— begin —
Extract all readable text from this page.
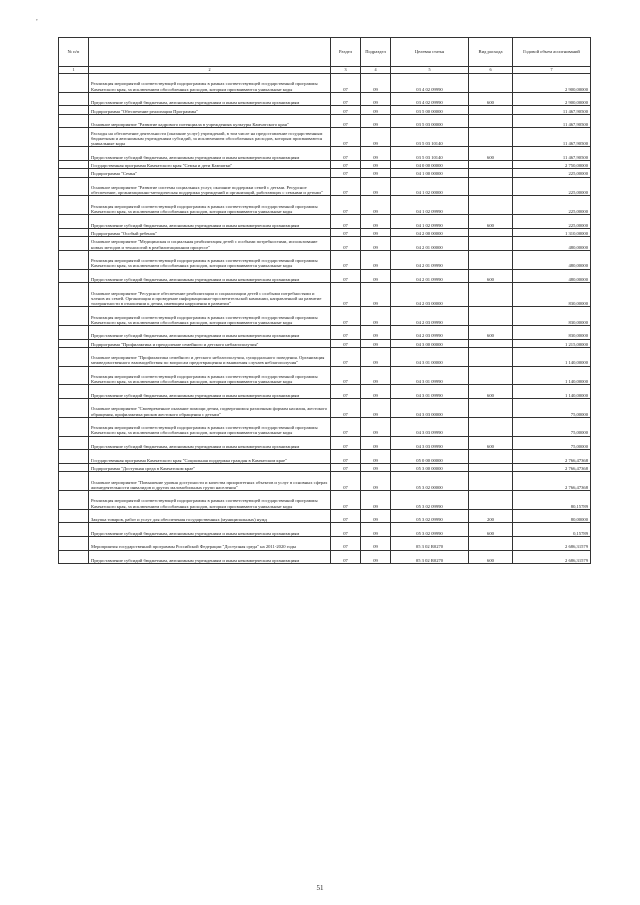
,
№ п/п		Раздел	Подраздел	Целевая статья	Вид расхода	Годовой объем ассигнований
1	2	3	4	5	6	7
	Реализация мероприятий соответствующей подпрограммы в рамках соответствующей государственной программы Камчатского края, за исключением обособленных расходов, которым присваиваются уникальные коды	07	09	03 4 02 09990		2 900,00000
	Предоставление субсидий бюджетным, автономным учреждениям и иным некоммерческим организациям	07	09	03 4 02 09990	600	2 900,00000
	Подпрограмма "Обеспечение реализации Программы"	07	09	03 5 00 00000		11 467,90500
	Основное мероприятие "Развитие кадрового потенциала в учреждениях культуры Камчатского края"	07	09	03 5 03 00000		11 467,90500
	Расходы на обеспечение деятельности (оказание услуг) учреждений, в том числе на предоставление государственным бюджетным и автономным учреждениям субсидий, за исключением обособленных расходов, которым присваиваются уникальные коды	07	09	03 5 03 10140		11 467,90500
	Предоставление субсидий бюджетным, автономным учреждениям и иным некоммерческим организациям	07	09	03 5 03 10140	600	11 467,90500
	Государственная программа Камчатского края "Семья и дети Камчатки"	07	09	04 0 00 00000		2 750,00000
	Подпрограмма "Семья"	07	09	04 1 00 00000		225,00000
	Основное мероприятие "Развитие системы социальных услуг, оказание поддержки семей с детьми. Ресурсное обеспечение, организационно-методическая поддержка учреждений и организаций, работающих с семьями и детьми"	07	09	04 1 02 00000		225,00000
	Реализация мероприятий соответствующей подпрограммы в рамках соответствующей государственной программы Камчатского края, за исключением обособленных расходов, которым присваиваются уникальные коды	07	09	04 1 02 09990		225,00000
	Предоставление субсидий бюджетным, автономным учреждениям и иным некоммерческим организациям	07	09	04 1 02 09990	600	225,00000
	Подпрограмма "Особый ребенок"	07	09	04 2 00 00000		1 310,00000
	Основное мероприятие "Медицинская и социальная реабилитация детей с особыми потребностями, использование новых методов и технологий в реабилитационном процессе"	07	09	04 2 01 00000		480,00000
	Реализация мероприятий соответствующей подпрограммы в рамках соответствующей государственной программы Камчатского края, за исключением обособленных расходов, которым присваиваются уникальные коды	07	09	04 2 01 09990		480,00000
	Предоставление субсидий бюджетным, автономным учреждениям и иным некоммерческим организациям	07	09	04 2 01 09990	600	480,00000
	Основное мероприятие "Ресурсное обеспечение реабилитации и социализации детей с особыми потребностями и членов их семей. Организация и проведение информационно-просветительской кампании, направленной на развитие толерантности в отношении к детям, имеющим нарушения в развитии"	07	09	04 2 03 00000		830,00000
	Реализация мероприятий соответствующей подпрограммы в рамках соответствующей государственной программы Камчатского края, за исключением обособленных расходов, которым присваиваются уникальные коды	07	09	04 2 03 09990		830,00000
	Предоставление субсидий бюджетным, автономным учреждениям и иным некоммерческим организациям	07	09	04 2 03 09990	600	830,00000
	Подпрограмма "Профилактика и преодоление семейного и детского неблагополучия"	07	09	04 3 00 00000		1 215,00000
	Основное мероприятие "Профилактика семейного и детского неблагополучия, суицидального поведения. Организация межведомственного взаимодействия по вопросам предотвращения и выявления случаев неблагополучия"	07	09	04 3 01 00000		1 140,00000
	Реализация мероприятий соответствующей подпрограммы в рамках соответствующей государственной программы Камчатского края, за исключением обособленных расходов, которым присваиваются уникальные коды	07	09	04 3 01 09990		1 140,00000
	Предоставление субсидий бюджетным, автономным учреждениям и иным некоммерческим организациям	07	09	04 3 01 09990	600	1 140,00000
	Основное мероприятие "Своевременное оказание помощи детям, подвергшимся различным формам насилия, жестокого обращения, профилактика рисков жестокого обращения с детьми"	07	09	04 3 03 00000		75,00000
	Реализация мероприятий соответствующей подпрограммы в рамках соответствующей государственной программы Камчатского края, за исключением обособленных расходов, которым присваиваются уникальные коды	07	09	04 3 03 09990		75,00000
	Предоставление субсидий бюджетным, автономным учреждениям и иным некоммерческим организациям	07	09	04 3 03 09990	600	75,00000
	Государственная программа Камчатского края "Социальная поддержка граждан в Камчатском крае"	07	09	05 0 00 00000		2 766,47368
	Подпрограмма "Доступная среда в Камчатском крае"	07	09	05 3 00 00000		2 766,47368
	Основное мероприятие "Повышение уровня доступности и качества приоритетных объектов и услуг в основных сферах жизнедеятельности инвалидов и других маломобильных групп населения"	07	09	05 3 02 00000		2 766,47368
	Реализация мероприятий соответствующей подпрограммы в рамках соответствующей государственной программы Камчатского края, за исключением обособленных расходов, которым присваиваются уникальные коды	07	09	05 3 02 09990		80,15789
	Закупка товаров, работ и услуг для обеспечения государственных (муниципальных) нужд	07	09	05 3 02 09990	200	80,00000
	Предоставление субсидий бюджетным, автономным учреждениям и иным некоммерческим организациям	07	09	05 3 02 09990	600	0,15789
	Мероприятия государственной программы Российской Федерации "Доступная среда" на 2011-2020 годы	07	09	05 3 02 R0270		2 686,31579
	Предоставление субсидий бюджетным, автономным учреждениям и иным некоммерческим организациям	07	09	05 3 02 R0270	600	2 686,31579
51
— end —
Read the entries above, then pull out the lines that include "крае".

	Государственная программа Камчатского края "Социальная поддержка граждан в Камчатском крае"	07	09	05 0 00 00000		2 766,47368
	Подпрограмма "Доступная среда в Камчатском крае"	07	09	05 3 00 00000		2 766,47368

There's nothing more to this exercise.